Please find all lines in the data that hold the string "Йейтса" and copy them.

^^^^

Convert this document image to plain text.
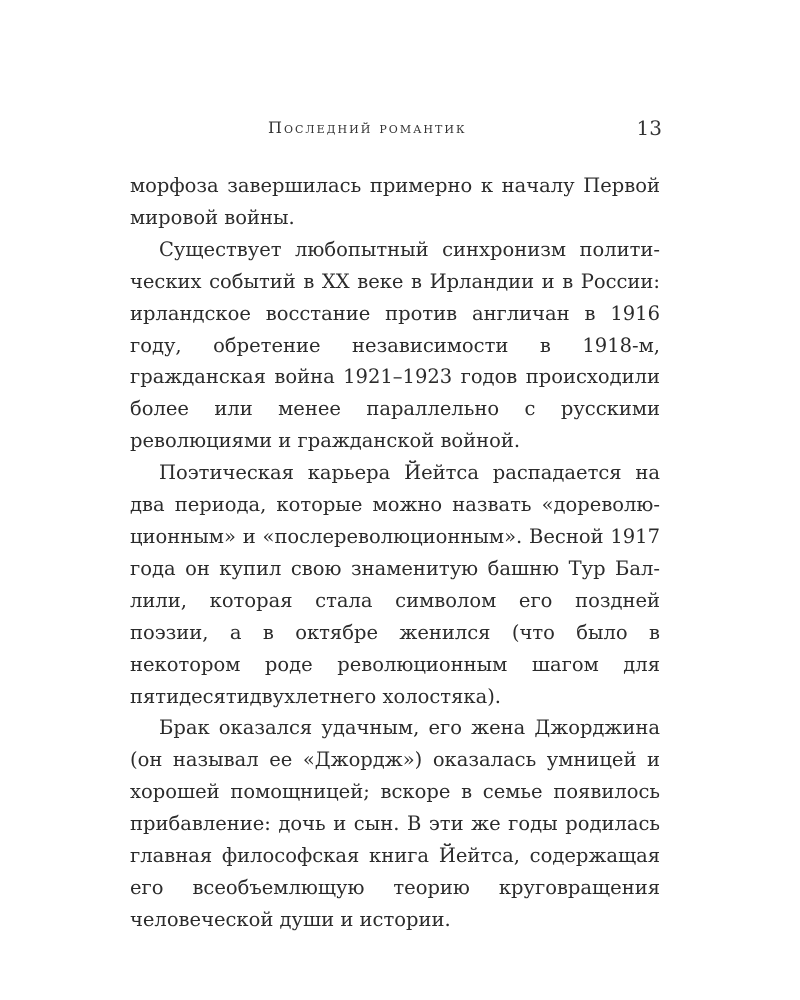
Последний романтик	13

морфоза завершилась примерно к началу Первой мировой войны.

Существует любопытный синхронизм политических событий в XX веке в Ирландии и в России: ирландское восстание против англичан в 1916 году, обретение независимости в 1918-м, гражданская война 1921–1923 годов происходили более или менее параллельно с русскими революциями и гражданской войной.

Поэтическая карьера Йейтса распадается на два периода, которые можно назвать «дореволюционным» и «послереволюционным». Весной 1917 года он купил свою знаменитую башню Тур Баллили, которая стала символом его поздней поэзии, а в октябре женился (что было в некотором роде революционным шагом для пятидесятидвухлетнего холостяка).

Брак оказался удачным, его жена Джорджина (он называл ее «Джордж») оказалась умницей и хорошей помощницей; вскоре в семье появилось прибавление: дочь и сын. В эти же годы родилась главная философская книга Йейтса, содержащая его всеобъемлющую теорию круговращения человеческой души и истории.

^^^^

| Response to the task |
Поэтическая карьера Йейтса распадается на два периода, которые можно назвать «дореволюционным» и «послереволюционным». Весной 1917 года он купил свою знаменитую башню Тур Баллили, которая стала символом его поздней поэзии, а в октябре женился (что было в некотором роде революционным шагом для пятидесятидвухлетнего холостяка).
Брак оказался удачным, его жена Джорджина (он называл ее «Джордж») оказалась умницей и хорошей помощницей; вскоре в семье появилось прибавление: дочь и сын. В эти же годы родилась главная философская книга Йейтса, содержащая его всеобъемлющую теорию круговращения человеческой души и истории.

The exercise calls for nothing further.